Below are records to repeat exactly; copy them without the pictures.
AVAILABLE DATA: Begin
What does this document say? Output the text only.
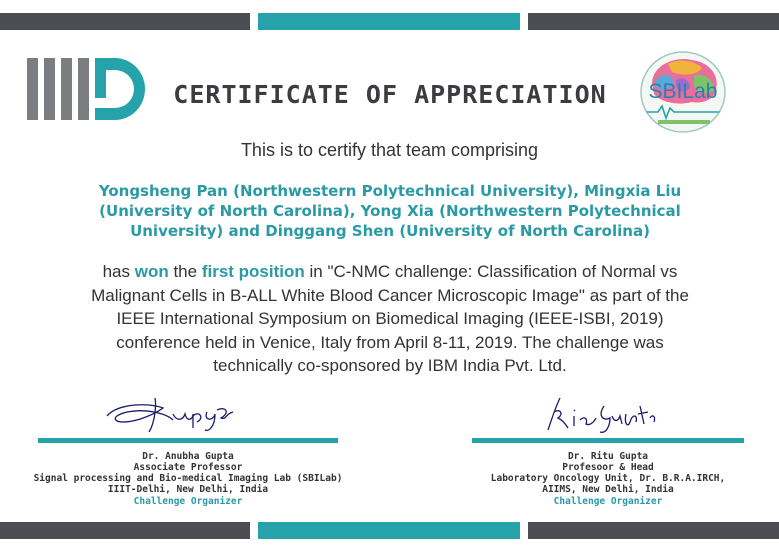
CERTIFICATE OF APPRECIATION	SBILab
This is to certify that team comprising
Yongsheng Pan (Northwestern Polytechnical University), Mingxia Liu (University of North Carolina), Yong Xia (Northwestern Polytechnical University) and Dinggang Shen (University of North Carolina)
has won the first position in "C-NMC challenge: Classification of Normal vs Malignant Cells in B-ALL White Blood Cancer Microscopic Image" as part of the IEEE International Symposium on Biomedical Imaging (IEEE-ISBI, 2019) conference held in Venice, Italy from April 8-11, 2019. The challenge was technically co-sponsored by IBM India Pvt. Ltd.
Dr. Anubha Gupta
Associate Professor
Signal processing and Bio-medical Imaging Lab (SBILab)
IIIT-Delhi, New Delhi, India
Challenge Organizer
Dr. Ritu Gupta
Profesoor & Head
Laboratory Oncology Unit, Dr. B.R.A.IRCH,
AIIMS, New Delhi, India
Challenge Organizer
AVAILABLE DATA: End
PROBLEM SOLUTION ▸
What does this document say? Output the text only.
CERTIFICATE OF APPRECIATION	SBILab
This is to certify that team comprising
Yongsheng Pan (Northwestern Polytechnical University), Mingxia Liu (University of North Carolina), Yong Xia (Northwestern Polytechnical University) and Dinggang Shen (University of North Carolina)
has won the first position in "C-NMC challenge: Classification of Normal vs Malignant Cells in B-ALL White Blood Cancer Microscopic Image" as part of the IEEE International Symposium on Biomedical Imaging (IEEE-ISBI, 2019) conference held in Venice, Italy from April 8-11, 2019. The challenge was technically co-sponsored by IBM India Pvt. Ltd.
Dr. Anubha Gupta
Associate Professor
Signal processing and Bio-medical Imaging Lab (SBILab)
IIIT-Delhi, New Delhi, India
Challenge Organizer
Dr. Ritu Gupta
Profesoor & Head
Laboratory Oncology Unit, Dr. B.R.A.IRCH,
AIIMS, New Delhi, India
Challenge Organizer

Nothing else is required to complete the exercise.